Tarefas obrigatórias:
A. No texto sobre as deportações de cidadãos dos PALOP pelos EUA, quantos angolanos foram deportados em 2019?
B. Reproduza o trecho do texto sobre as deportações que começa em "América do Norte" e segue até "de cabo-verdianos foi a imigração ilegal.".
===== Bloco de texto =====
América do Norte | Cabo Verde

Cabo Verde é o país dos PALOP com mais deportados pelos EUA

As autoridades dos Estados Unidos da América (EUA) deportaram cerca de cem cidadãos de Países Africanos de Língua Oficial Portuguesa (PALOP) no ano passado, menos uma dezena comparativamente a 2018. De acordo com os dados oficiais divulgados, metade do total desses indivíduos era de origem cabo-verdiana. 

relatório de deportações do ano fiscal de 2019 da agência federal norte-americana para a Imigração e Alfândegas – Immigration and Customs Enforcement (ICE), que compreende o período de 01 de outubro de 2018 a 30 de setembro de 2019, indica que o principal motivo que levou à deportação de cabo-verdianos foi a imigração ilegal. 

É nos EUA que habita a maior comunidade cabo-verdiana fora do arquipélago, estando a mesma estimada em 250 mil pessoas, que se encontram principalmente no estado de Massachusetts. 

Também segundo o relatório de 2019 do ICE, que atua na jurisdição do Departamento de Segurança Interna norte-americano, depois de Cabo Verde, entre os PALOP, Angola foi o país com mais deportações, que aumentaram das 32 registadas em 2018 para 40 no ano passado. 

Já o total de cidadãos da Guiné-Bissau deportados pelos agentes daquela força policial desceu de cinco para quatro. Depois de em 2018 não ter tido qualquer deportação, Moçambique teve três cidadãos nacionais expulsos do país no ano passado, São Tomé e Príncipe voltou a não ter nenhum caso em 2019.
===== Informação fornecida =====
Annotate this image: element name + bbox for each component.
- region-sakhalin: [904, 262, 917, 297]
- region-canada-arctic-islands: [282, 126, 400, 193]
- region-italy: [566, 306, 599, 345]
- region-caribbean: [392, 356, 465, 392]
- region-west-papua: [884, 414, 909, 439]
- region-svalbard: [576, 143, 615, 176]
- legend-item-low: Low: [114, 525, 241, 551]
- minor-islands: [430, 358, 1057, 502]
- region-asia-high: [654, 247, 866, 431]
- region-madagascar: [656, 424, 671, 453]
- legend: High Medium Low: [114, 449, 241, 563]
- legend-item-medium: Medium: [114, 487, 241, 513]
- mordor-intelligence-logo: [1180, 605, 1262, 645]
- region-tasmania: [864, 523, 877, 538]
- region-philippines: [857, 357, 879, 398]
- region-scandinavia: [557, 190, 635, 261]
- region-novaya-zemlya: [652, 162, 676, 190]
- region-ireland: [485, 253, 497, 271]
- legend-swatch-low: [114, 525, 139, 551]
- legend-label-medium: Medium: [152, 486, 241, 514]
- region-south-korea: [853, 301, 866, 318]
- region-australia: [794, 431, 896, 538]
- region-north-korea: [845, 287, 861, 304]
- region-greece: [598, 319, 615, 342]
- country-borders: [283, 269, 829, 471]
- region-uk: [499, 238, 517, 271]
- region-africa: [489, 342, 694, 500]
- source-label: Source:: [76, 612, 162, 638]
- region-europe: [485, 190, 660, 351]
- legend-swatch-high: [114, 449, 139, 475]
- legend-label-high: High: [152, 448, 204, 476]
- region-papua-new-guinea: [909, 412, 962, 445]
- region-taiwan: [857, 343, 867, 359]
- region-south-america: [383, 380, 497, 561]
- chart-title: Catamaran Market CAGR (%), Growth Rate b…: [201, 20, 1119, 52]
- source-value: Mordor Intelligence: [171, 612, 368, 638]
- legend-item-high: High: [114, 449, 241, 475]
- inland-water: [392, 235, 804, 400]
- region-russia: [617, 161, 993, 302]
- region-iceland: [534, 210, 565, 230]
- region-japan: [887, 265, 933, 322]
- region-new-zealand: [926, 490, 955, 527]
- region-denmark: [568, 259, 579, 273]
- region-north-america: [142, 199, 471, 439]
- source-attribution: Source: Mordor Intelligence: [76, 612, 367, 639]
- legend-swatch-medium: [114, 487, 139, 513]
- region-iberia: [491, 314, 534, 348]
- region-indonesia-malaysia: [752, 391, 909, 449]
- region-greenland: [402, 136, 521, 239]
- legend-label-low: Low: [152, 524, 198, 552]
=====
Respostas escritas:
A. Foram deportados 40 angolanos em 2019.

B.
América do Norte | Cabo Verde

Cabo Verde é o país dos PALOP com mais deportados pelos EUA

As autoridades dos Estados Unidos da América (EUA) deportaram cerca de cem cidadãos de Países Africanos de Língua Oficial Portuguesa (PALOP) no ano passado, menos uma dezena comparativamente a 2018. De acordo com os dados oficiais divulgados, metade do total desses indivíduos era de origem cabo-verdiana. 

relatório de deportações do ano fiscal de 2019 da agência federal norte-americana para a Imigração e Alfândegas – Immigration and Customs Enforcement (ICE), que compreende o período de 01 de outubro de 2018 a 30 de setembro de 2019, indica que o principal motivo que levou à deportação de cabo-verdianos foi a imigração ilegal.